--- BEGIN ENTRIES SUPPLIED ---

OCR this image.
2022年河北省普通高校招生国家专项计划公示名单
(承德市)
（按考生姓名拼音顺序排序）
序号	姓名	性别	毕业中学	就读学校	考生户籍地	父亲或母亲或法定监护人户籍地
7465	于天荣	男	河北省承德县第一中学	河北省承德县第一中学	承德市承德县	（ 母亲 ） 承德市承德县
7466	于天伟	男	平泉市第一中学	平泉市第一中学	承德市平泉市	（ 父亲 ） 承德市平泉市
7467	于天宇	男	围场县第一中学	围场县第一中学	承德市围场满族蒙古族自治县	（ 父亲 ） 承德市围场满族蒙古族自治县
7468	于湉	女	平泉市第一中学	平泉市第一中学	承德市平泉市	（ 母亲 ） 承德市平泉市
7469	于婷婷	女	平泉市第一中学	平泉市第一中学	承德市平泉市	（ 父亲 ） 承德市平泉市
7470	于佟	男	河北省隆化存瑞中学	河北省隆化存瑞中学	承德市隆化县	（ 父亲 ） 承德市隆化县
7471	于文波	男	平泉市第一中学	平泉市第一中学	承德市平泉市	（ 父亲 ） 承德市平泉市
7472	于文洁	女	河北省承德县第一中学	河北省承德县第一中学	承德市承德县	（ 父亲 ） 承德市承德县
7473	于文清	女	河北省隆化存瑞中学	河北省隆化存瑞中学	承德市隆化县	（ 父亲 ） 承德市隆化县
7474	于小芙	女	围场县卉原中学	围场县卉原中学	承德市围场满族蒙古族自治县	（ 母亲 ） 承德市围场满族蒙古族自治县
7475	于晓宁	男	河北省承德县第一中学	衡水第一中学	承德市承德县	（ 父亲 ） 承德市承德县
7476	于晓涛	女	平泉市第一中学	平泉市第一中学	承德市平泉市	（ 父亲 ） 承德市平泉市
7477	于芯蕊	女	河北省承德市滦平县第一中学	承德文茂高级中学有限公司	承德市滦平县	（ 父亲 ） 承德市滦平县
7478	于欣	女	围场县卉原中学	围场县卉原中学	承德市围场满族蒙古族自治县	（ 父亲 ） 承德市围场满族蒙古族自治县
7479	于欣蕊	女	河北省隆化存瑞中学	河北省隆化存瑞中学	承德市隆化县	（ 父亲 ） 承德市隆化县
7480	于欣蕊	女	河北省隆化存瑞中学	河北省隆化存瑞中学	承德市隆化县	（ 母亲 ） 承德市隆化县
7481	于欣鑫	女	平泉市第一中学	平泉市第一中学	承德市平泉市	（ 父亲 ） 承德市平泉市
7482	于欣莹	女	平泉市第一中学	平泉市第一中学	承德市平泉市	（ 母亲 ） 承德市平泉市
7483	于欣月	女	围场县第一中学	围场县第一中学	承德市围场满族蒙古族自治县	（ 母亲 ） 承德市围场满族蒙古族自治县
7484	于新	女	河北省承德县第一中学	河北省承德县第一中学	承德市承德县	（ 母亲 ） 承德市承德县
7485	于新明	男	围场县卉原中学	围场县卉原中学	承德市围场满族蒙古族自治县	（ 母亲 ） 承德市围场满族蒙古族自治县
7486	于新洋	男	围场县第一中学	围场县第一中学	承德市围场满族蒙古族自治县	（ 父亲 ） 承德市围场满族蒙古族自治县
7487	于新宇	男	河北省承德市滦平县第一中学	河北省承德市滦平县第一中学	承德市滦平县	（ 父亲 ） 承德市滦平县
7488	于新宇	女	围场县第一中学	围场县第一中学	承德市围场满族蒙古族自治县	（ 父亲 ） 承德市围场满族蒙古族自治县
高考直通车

--- END ENTRIES SUPPLIED ---

#### REQUIREMENT
Copy every line of the listing where the word "河北省承德县第一中学" appears.

#### ANSWER IN FULL
7465	于天荣	男	河北省承德县第一中学	河北省承德县第一中学	承德市承德县	（ 母亲 ） 承德市承德县
7472	于文洁	女	河北省承德县第一中学	河北省承德县第一中学	承德市承德县	（ 父亲 ） 承德市承德县
7475	于晓宁	男	河北省承德县第一中学	衡水第一中学	承德市承德县	（ 父亲 ） 承德市承德县
7484	于新	女	河北省承德县第一中学	河北省承德县第一中学	承德市承德县	（ 母亲 ） 承德市承德县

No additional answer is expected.